(Records excerpted from a collection)
[start]

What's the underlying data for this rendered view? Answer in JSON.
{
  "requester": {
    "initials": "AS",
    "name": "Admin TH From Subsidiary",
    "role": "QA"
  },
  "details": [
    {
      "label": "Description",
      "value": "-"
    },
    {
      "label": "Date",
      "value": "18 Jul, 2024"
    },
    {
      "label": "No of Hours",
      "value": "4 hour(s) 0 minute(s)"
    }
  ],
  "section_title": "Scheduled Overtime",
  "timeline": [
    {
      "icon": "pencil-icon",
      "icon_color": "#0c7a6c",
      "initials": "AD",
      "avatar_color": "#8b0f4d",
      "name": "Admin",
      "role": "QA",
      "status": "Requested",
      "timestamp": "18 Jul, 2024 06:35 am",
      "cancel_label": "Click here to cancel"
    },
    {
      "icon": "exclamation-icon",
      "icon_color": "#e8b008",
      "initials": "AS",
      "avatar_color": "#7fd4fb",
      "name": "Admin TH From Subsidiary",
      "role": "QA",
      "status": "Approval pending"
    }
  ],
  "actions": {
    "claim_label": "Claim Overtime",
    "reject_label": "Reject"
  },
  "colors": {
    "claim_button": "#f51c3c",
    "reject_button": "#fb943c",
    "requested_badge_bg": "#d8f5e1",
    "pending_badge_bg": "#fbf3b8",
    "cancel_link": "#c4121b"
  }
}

[end]
[start]

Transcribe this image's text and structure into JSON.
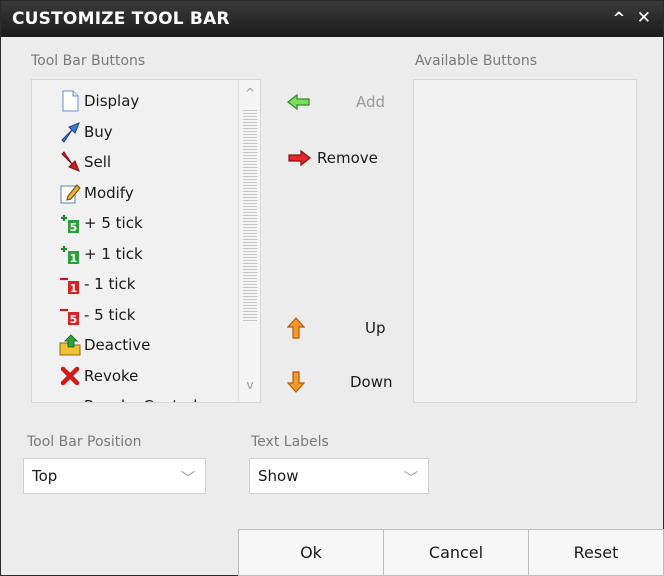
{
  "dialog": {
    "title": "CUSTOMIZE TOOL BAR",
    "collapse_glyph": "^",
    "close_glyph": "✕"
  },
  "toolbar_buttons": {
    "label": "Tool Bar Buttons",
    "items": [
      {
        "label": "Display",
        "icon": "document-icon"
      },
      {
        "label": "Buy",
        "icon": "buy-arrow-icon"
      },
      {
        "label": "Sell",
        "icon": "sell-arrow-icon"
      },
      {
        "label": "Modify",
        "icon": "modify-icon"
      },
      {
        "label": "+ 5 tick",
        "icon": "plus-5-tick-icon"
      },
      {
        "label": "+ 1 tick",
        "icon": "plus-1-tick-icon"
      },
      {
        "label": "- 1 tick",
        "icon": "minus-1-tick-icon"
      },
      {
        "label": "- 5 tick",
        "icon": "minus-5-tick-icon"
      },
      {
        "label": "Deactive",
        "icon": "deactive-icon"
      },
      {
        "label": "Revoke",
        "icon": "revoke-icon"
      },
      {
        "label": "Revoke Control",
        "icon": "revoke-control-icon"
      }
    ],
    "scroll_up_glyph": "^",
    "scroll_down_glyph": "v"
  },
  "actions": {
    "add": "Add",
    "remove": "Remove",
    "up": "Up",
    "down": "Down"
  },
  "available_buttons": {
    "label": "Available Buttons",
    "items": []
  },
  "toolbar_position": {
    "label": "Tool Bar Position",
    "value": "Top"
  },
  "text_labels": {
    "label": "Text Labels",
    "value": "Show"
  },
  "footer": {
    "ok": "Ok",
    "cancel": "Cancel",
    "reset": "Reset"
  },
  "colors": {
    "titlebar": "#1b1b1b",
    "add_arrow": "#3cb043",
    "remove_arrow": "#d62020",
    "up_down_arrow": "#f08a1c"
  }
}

[end]

» TASK REQUIREMENTS
Going through the entries above line by line, work out how many lines include the word "initials". Only the number is required.

» ANSWER TO THE TASK
3